[Data records]
□ □ □ □

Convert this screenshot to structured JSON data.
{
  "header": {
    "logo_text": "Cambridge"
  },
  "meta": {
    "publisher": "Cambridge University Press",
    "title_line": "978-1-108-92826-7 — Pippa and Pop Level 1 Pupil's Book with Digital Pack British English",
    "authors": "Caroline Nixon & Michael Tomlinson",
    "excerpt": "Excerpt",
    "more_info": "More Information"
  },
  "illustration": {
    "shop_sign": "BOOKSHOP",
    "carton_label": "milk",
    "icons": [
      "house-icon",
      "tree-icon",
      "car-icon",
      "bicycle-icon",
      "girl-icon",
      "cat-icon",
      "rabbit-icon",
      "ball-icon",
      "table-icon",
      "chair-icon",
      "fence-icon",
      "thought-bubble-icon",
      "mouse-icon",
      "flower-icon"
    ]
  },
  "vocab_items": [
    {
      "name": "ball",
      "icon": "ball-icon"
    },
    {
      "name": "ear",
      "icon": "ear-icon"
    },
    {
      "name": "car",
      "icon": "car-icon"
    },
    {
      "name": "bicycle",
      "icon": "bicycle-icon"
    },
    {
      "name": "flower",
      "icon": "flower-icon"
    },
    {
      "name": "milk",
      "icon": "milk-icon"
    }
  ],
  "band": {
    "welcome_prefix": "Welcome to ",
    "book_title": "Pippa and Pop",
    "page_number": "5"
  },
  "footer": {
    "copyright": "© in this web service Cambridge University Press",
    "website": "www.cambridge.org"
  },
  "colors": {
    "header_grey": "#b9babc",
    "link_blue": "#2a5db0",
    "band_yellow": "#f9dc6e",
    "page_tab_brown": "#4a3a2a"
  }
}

□ □ □ □

Stated goal >> Select every line of the records holding the string "Press".

Result for this exercise >>
    "publisher": "Cambridge University Press",
    "copyright": "© in this web service Cambridge University Press",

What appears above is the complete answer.